_Your goal_: Only the number is wanted: how many lines hold the word "Westfalen"?

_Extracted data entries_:
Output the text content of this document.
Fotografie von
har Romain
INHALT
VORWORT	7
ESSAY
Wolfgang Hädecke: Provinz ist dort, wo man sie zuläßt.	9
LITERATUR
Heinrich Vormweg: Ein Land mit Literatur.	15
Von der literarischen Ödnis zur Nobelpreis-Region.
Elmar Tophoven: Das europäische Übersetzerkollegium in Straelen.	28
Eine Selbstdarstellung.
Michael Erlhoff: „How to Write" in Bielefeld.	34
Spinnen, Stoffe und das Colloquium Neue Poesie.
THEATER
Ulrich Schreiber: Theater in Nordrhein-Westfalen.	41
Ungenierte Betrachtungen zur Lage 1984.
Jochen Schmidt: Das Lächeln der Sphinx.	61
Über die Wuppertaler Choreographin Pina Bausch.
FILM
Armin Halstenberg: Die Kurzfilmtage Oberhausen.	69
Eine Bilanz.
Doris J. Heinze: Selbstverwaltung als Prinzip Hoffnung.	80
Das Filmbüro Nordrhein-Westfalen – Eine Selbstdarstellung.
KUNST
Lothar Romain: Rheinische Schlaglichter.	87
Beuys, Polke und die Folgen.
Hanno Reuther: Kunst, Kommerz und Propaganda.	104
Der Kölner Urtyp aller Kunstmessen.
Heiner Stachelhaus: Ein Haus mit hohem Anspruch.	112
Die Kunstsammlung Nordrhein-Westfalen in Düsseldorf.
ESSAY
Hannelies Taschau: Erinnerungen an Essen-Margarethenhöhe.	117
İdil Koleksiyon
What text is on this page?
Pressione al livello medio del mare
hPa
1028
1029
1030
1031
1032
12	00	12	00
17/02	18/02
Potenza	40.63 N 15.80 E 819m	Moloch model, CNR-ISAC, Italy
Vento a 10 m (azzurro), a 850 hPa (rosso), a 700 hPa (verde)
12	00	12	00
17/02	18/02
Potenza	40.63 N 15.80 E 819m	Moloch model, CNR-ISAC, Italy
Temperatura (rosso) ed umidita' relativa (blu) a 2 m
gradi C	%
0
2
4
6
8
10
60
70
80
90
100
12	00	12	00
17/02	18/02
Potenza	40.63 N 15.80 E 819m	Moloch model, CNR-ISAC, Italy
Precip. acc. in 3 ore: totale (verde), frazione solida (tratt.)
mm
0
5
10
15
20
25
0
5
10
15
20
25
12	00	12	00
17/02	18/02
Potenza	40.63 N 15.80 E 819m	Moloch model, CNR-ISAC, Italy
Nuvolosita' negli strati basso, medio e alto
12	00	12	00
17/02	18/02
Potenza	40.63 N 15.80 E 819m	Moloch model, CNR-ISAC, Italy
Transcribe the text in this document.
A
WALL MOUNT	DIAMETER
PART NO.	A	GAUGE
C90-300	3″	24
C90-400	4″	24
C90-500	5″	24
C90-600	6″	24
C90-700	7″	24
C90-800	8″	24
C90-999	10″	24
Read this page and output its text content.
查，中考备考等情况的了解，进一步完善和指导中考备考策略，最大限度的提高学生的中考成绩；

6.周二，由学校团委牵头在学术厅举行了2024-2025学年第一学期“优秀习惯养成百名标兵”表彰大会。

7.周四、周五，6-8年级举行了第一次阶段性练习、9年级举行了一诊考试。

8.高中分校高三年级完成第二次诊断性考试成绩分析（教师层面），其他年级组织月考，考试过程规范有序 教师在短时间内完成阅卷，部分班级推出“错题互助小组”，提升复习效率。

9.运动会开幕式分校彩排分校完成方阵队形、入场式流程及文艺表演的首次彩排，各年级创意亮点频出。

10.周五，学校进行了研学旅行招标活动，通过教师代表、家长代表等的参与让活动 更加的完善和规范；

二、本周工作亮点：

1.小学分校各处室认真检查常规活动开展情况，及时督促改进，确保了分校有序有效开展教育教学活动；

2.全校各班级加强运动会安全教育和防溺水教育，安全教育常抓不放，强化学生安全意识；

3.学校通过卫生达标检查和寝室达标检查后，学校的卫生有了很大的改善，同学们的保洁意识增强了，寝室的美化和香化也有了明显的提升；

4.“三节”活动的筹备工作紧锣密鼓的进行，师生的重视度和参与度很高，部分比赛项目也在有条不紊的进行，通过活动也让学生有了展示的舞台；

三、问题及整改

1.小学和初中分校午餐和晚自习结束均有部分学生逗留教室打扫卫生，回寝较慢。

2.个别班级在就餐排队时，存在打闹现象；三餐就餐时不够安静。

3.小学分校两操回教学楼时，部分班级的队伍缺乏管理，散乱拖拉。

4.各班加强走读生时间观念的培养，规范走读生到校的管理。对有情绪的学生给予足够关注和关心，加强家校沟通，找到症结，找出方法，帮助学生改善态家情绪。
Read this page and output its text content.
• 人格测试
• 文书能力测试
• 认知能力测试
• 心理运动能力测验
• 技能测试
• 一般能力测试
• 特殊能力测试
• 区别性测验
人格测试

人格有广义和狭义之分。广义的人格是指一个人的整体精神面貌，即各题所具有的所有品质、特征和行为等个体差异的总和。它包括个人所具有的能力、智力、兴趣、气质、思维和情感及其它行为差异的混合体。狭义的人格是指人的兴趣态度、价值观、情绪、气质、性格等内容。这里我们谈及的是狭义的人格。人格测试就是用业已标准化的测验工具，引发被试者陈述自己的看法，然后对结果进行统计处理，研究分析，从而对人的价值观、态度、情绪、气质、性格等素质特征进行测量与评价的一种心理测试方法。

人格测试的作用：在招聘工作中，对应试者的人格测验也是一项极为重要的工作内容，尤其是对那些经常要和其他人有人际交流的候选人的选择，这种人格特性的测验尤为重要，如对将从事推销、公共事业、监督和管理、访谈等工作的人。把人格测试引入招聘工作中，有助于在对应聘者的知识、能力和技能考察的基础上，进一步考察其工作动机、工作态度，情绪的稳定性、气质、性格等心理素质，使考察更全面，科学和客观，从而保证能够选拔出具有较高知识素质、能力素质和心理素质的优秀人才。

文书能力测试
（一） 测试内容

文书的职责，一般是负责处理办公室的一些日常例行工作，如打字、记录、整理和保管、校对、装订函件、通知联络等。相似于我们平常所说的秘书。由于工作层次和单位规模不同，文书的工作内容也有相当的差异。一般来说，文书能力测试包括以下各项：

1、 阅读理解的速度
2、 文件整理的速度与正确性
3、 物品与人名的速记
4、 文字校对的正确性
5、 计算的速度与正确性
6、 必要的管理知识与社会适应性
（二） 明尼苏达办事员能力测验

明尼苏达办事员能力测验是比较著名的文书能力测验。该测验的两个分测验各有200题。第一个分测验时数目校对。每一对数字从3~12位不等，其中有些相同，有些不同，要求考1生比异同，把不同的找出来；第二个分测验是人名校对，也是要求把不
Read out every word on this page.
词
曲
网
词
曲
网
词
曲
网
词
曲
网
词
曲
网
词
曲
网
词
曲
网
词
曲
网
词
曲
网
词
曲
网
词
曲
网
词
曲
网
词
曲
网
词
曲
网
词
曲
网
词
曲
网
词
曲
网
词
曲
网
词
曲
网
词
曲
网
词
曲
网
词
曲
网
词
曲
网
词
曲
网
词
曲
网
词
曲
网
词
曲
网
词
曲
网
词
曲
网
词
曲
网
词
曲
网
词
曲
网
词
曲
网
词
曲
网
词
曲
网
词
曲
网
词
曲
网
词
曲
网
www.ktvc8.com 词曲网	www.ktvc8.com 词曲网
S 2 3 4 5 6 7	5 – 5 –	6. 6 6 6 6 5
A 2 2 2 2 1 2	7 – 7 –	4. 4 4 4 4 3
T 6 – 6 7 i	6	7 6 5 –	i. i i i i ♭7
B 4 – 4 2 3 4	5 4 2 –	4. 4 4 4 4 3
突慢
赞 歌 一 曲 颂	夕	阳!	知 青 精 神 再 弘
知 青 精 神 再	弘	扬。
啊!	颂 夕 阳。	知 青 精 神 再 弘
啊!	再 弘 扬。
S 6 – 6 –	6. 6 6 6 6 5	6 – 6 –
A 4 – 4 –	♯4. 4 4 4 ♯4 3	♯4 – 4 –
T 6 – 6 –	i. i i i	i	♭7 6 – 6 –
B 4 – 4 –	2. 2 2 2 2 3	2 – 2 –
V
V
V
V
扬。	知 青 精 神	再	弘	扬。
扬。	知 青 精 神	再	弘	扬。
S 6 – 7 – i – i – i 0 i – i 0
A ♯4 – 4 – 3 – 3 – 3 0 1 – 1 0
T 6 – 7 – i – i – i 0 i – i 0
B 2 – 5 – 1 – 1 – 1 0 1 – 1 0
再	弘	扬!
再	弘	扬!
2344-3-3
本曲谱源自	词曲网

_Correct response_: 3